Work to do
Write out all of the entries exactly, please.

Data shown
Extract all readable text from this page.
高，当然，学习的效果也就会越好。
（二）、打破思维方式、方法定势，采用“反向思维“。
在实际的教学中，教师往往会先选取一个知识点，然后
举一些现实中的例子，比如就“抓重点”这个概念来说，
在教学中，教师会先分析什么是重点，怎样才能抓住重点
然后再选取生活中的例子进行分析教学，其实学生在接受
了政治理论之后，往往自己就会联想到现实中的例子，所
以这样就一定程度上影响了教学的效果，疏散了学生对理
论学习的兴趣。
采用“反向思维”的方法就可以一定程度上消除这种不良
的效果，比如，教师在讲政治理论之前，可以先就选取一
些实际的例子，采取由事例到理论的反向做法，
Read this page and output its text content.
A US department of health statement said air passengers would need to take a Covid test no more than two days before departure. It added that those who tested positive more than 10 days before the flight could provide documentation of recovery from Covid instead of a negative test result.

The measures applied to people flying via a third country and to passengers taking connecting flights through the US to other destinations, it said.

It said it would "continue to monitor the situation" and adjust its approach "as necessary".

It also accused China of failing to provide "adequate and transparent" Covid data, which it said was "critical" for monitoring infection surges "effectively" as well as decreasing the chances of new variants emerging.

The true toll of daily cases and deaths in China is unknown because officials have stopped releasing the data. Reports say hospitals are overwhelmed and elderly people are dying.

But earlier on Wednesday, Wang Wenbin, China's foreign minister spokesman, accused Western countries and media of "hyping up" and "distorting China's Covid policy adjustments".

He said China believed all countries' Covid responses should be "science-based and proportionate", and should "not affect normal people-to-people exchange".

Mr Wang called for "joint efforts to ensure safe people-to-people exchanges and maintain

Output for this exercise
Extract all readable text from this page.
高，当然，学习的效果也就会越好。
（二）、打破思维方式、方法定势，采用“反向思维“。
在实际的教学中，教师往往会先选取一个知识点，然后
举一些现实中的例子，比如就“抓重点”这个概念来说，
在教学中，教师会先分析什么是重点，怎样才能抓住重点
然后再选取生活中的例子进行分析教学，其实学生在接受
了政治理论之后，往往自己就会联想到现实中的例子，所
以这样就一定程度上影响了教学的效果，疏散了学生对理
论学习的兴趣。
采用“反向思维”的方法就可以一定程度上消除这种不良
的效果，比如，教师在讲政治理论之前，可以先就选取一
些实际的例子，采取由事例到理论的反向做法，
Read this page and output its text content.
A US department of health statement said air passengers would need to take a Covid test no more than two days before departure. It added that those who tested positive more than 10 days before the flight could provide documentation of recovery from Covid instead of a negative test result.

The measures applied to people flying via a third country and to passengers taking connecting flights through the US to other destinations, it said.

It said it would "continue to monitor the situation" and adjust its approach "as necessary".

It also accused China of failing to provide "adequate and transparent" Covid data, which it said was "critical" for monitoring infection surges "effectively" as well as decreasing the chances of new variants emerging.

The true toll of daily cases and deaths in China is unknown because officials have stopped releasing the data. Reports say hospitals are overwhelmed and elderly people are dying.

But earlier on Wednesday, Wang Wenbin, China's foreign minister spokesman, accused Western countries and media of "hyping up" and "distorting China's Covid policy adjustments".

He said China believed all countries' Covid responses should be "science-based and proportionate", and should "not affect normal people-to-people exchange".

Mr Wang called for "joint efforts to ensure safe people-to-people exchanges and maintain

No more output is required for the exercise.